(Extracted data entries)
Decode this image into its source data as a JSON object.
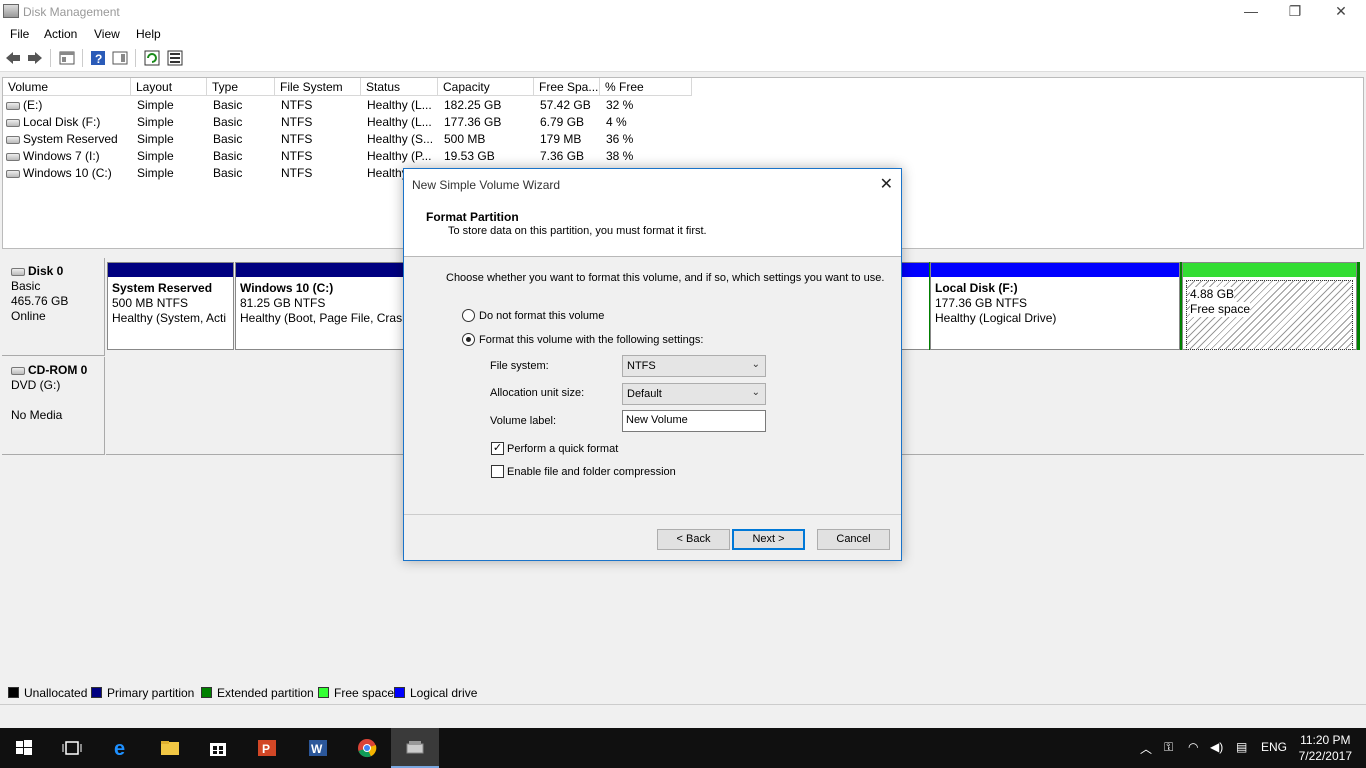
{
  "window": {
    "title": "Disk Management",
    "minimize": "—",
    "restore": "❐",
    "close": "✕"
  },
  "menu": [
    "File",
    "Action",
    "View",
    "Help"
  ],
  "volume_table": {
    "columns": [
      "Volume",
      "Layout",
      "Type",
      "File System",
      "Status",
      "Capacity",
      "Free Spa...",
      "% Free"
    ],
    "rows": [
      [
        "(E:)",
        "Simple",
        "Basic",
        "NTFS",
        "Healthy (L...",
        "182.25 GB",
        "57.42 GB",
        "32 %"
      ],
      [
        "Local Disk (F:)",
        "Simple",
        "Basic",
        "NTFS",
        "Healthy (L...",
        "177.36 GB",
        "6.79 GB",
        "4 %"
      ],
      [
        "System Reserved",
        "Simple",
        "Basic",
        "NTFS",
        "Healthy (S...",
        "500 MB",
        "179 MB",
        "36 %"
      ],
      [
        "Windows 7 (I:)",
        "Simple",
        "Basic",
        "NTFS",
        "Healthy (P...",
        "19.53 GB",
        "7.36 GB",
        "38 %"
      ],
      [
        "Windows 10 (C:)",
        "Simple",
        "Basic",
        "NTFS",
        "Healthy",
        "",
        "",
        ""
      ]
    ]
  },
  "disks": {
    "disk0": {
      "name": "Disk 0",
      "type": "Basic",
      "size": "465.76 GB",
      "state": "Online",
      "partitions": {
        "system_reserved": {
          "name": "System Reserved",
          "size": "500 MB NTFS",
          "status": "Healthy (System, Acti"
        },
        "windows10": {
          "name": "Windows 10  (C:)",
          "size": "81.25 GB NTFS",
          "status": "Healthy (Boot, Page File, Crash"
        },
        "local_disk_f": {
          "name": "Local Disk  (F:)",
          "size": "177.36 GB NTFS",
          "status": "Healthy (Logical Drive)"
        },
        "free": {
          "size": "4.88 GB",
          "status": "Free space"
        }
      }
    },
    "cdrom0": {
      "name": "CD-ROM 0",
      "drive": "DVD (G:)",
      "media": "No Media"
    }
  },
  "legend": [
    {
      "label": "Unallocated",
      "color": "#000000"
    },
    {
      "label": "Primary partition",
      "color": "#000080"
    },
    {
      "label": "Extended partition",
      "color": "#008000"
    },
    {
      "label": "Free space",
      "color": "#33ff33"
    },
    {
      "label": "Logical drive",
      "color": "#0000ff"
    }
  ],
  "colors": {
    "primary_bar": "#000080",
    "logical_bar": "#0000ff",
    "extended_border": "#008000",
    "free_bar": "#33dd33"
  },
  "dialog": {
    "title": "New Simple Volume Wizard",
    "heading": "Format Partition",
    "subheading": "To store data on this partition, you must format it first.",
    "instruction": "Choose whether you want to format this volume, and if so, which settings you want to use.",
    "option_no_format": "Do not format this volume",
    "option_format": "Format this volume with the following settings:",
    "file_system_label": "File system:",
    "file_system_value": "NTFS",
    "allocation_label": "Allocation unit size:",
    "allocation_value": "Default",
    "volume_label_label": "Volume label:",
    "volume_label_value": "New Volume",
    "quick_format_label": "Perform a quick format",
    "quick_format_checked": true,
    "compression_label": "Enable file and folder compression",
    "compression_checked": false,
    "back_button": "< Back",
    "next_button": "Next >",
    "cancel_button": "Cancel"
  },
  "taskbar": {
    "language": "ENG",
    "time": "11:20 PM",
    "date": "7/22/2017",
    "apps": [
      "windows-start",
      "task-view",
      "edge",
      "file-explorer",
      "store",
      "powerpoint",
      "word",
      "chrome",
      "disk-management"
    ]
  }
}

### INSTRUCTION
Select all lines with the word "Healthy" from the entries above.

### ANSWER TO THE PROBLEM
        "Healthy (L...",
        "Healthy (L...",
        "Healthy (S...",
        "Healthy (P...",
        "Healthy",
          "status": "Healthy (System, Acti"
          "status": "Healthy (Boot, Page File, Crash"
          "status": "Healthy (Logical Drive)"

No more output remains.